_WHAT NEEDS TO BE DONE_
Report all lines holding "byli".

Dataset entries
┌──

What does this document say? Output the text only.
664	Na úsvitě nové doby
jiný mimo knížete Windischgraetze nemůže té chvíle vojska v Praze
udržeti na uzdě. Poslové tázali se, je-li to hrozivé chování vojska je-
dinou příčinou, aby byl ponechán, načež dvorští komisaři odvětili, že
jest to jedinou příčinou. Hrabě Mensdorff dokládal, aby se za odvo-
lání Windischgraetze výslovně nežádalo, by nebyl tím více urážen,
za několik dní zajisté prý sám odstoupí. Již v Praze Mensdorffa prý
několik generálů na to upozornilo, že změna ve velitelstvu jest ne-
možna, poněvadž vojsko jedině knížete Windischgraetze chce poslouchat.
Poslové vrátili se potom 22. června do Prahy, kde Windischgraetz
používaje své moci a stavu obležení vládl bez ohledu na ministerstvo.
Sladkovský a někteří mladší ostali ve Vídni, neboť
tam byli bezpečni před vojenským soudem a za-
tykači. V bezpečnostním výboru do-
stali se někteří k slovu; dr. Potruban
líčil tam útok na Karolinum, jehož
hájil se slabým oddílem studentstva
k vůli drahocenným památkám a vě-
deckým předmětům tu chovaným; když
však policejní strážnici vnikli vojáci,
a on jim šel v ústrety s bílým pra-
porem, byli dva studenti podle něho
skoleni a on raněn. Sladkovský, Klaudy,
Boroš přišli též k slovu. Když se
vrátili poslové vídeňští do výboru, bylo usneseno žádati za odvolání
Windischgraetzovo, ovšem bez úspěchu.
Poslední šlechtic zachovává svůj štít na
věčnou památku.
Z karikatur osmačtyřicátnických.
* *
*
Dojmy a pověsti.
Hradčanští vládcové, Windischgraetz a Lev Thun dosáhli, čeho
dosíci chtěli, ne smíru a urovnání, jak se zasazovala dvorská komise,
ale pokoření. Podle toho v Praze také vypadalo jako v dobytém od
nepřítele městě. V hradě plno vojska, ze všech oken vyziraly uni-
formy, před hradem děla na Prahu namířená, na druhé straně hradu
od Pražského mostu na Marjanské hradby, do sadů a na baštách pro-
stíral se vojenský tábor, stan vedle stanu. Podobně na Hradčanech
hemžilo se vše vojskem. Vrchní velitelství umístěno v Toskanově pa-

└──
┌──

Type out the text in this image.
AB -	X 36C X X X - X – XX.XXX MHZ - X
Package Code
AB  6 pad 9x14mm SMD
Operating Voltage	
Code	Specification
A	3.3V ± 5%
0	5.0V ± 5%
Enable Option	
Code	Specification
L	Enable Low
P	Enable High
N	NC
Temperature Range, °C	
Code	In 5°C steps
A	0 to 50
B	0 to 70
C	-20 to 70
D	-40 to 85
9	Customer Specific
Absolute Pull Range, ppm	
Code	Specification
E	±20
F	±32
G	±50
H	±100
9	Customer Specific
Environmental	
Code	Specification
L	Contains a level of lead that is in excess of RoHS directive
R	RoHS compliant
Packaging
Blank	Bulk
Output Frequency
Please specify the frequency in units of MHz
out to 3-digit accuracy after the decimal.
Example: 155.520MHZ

└──
┌──

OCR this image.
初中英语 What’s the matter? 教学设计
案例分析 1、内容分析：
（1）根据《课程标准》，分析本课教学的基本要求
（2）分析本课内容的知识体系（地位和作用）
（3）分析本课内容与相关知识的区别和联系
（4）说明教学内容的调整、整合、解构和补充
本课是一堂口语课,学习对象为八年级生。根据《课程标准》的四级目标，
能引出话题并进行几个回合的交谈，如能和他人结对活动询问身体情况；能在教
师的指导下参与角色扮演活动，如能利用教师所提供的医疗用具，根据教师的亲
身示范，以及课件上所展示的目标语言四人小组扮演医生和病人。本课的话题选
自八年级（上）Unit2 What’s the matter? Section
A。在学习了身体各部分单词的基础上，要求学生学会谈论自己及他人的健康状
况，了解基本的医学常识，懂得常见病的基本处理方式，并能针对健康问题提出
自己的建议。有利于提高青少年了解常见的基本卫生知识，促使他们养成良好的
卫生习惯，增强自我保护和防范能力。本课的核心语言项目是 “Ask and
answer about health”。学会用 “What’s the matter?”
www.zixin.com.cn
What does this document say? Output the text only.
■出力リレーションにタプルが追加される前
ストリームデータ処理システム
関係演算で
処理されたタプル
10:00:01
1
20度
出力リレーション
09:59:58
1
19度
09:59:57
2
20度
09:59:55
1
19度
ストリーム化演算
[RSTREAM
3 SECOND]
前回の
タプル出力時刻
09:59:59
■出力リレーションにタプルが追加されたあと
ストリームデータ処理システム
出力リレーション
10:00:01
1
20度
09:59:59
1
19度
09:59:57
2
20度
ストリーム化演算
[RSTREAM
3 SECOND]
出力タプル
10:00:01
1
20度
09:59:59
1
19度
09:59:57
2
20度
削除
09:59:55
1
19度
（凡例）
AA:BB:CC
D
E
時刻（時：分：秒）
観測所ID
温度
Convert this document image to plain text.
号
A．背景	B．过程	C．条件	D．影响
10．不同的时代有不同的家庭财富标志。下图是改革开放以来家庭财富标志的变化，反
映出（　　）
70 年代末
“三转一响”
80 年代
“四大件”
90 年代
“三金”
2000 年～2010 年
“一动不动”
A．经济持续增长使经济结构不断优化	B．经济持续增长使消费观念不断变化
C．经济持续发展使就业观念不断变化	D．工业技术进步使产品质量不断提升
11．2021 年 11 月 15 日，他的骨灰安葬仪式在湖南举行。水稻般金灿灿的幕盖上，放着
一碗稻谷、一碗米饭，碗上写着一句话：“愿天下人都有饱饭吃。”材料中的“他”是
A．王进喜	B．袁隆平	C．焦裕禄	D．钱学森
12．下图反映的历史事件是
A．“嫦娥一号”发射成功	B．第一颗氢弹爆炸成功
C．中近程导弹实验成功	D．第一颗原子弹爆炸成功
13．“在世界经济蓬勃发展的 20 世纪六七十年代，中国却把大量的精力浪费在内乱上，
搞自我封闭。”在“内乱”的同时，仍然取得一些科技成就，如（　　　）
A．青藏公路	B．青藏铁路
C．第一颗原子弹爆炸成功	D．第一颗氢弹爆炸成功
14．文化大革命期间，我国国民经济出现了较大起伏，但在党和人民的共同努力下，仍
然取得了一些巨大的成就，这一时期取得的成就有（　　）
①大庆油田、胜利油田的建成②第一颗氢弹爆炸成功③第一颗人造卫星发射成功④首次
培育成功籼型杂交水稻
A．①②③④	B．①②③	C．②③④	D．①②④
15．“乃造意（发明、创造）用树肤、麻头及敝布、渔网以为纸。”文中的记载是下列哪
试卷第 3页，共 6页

└──

_FINAL RESULT_
tam byli bezpečni před vojenským soudem a za-
porem, byli dva studenti podle něho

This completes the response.